Exercise directions: Tally all lines containing the word "Room". Give the number alone.

Data rows:
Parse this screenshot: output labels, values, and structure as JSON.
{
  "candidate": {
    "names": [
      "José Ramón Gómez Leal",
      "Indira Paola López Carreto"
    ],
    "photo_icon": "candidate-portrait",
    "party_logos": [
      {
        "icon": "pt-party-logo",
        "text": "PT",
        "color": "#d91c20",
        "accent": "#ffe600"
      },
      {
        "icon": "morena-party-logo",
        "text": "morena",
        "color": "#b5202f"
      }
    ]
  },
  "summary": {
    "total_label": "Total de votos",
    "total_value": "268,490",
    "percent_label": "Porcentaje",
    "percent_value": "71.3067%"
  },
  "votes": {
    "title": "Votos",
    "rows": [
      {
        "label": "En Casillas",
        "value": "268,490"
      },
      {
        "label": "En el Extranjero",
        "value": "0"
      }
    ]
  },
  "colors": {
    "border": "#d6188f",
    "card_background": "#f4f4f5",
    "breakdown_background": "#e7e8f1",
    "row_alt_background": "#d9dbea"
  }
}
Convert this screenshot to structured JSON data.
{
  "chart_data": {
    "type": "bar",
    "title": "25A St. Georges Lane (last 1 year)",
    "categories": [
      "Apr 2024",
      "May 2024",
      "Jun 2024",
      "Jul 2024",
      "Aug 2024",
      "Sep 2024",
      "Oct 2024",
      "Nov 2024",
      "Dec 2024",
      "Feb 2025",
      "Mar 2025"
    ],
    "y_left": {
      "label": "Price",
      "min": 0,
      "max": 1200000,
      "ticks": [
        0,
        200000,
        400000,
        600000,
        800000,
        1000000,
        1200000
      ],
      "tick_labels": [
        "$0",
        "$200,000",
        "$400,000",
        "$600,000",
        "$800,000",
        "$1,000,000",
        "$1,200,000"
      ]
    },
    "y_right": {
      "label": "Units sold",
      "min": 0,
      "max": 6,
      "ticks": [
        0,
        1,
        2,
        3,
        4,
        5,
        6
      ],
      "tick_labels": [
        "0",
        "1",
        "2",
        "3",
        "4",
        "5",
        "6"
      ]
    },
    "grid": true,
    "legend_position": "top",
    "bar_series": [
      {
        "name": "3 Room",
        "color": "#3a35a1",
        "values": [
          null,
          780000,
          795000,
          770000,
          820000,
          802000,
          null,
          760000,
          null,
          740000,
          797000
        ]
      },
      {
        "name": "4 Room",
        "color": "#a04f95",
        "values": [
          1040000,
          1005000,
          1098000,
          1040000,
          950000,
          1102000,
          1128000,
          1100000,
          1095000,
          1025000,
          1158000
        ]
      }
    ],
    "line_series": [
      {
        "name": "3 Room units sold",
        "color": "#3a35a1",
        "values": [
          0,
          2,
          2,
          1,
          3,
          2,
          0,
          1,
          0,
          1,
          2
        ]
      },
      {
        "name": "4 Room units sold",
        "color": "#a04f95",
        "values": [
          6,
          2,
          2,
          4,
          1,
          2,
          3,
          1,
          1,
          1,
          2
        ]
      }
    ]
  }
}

Written solution: 4